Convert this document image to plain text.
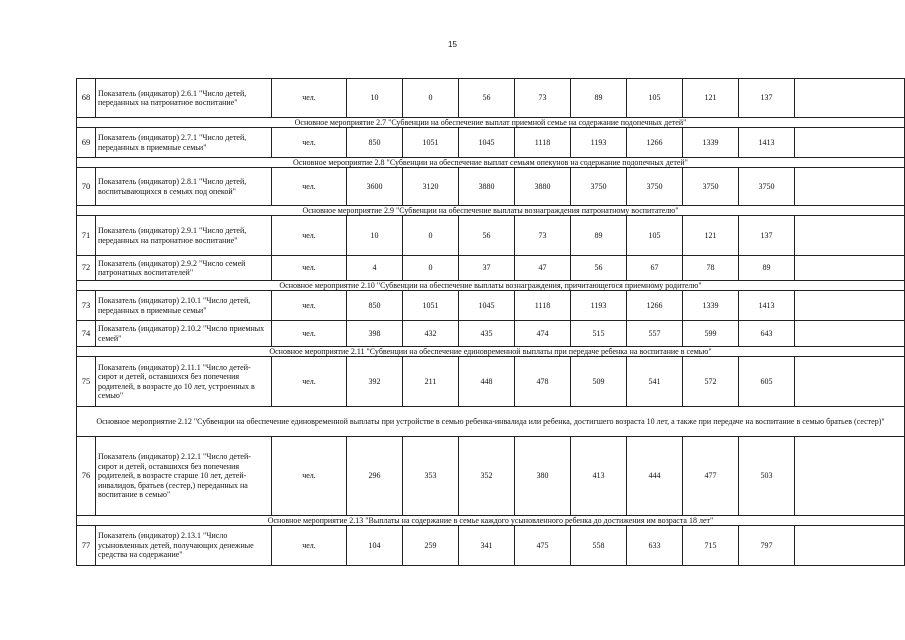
15
68	Показатель (индикатор) 2.6.1 "Число детей, переданных на патронатное воспитание"	чел.	10	0	56	73	89	105	121	137	
Основное мероприятие 2.7 "Субвенции на обеспечение выплат приемной семье на содержание подопечных детей"											
69	Показатель (индикатор) 2.7.1 "Число детей, переданных в приемные семьи"	чел.	850	1051	1045	1118	1193	1266	1339	1413	
Основное мероприятие 2.8 "Субвенции на обеспечение выплат семьям опекунов на содержание подопечных детей"											
70	Показатель (индикатор) 2.8.1 "Число детей, воспитывающихся в семьях под опекой"	чел.	3600	3120	3880	3880	3750	3750	3750	3750	
Основное мероприятие 2.9 "Субвенции на обеспечение выплаты вознаграждения патронатному воспитателю"											
71	Показатель (индикатор) 2.9.1 "Число детей, переданных на патронатное воспитание"	чел.	10	0	56	73	89	105	121	137	
72	Показатель (индикатор) 2.9.2 "Число семей патронатных воспитателей"	чел.	4	0	37	47	56	67	78	89	
Основное мероприятие 2.10 "Субвенции на обеспечение выплаты вознаграждения, причитающегося приемному родителю"											
73	Показатель (индикатор) 2.10.1 "Число детей, переданных в приемные семьи"	чел.	850	1051	1045	1118	1193	1266	1339	1413	
74	Показатель (индикатор) 2.10.2 "Число приемных семей"	чел.	398	432	435	474	515	557	599	643	
Основное мероприятие 2.11 "Субвенции на обеспечение единовременной выплаты при передаче ребенка на воспитание в семью"											
75	Показатель (индикатор) 2.11.1 "Число детей-сирот и детей, оставшихся без попечения родителей, в возрасте до 10 лет, устроенных в семью"	чел.	392	211	448	478	509	541	572	605	
Основное мероприятие 2.12 "Субвенции на обеспечение единовременной выплаты при устройстве в семью ребенка-инвалида или ребенка, достигшего возраста 10 лет, а также при передаче на воспитание в семью братьев (сестер)"											
76	Показатель (индикатор) 2.12.1 "Число детей-сирот и детей, оставшихся без попечения родителей, в возрасте старше 10 лет, детей-инвалидов, братьев (сестер,) переданных на воспитание в семью"	чел.	296	353	352	380	413	444	477	503	
Основное мероприятие 2.13 "Выплаты на содержание в семье каждого усыновленного ребенка до достижения им возраста 18 лет"											
77	Показатель (индикатор) 2.13.1 "Число усыновленных детей, получающих денежные средства на содержание"	чел.	104	259	341	475	558	633	715	797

= = = =

◆ Short task
Copy each line containing the word "патронатное" from the data.

◆ Answer for this exercise
68	Показатель (индикатор) 2.6.1 "Число детей, переданных на патронатное воспитание"	чел.	10	0	56	73	89	105	121	137	
71	Показатель (индикатор) 2.9.1 "Число детей, переданных на патронатное воспитание"	чел.	10	0	56	73	89	105	121	137	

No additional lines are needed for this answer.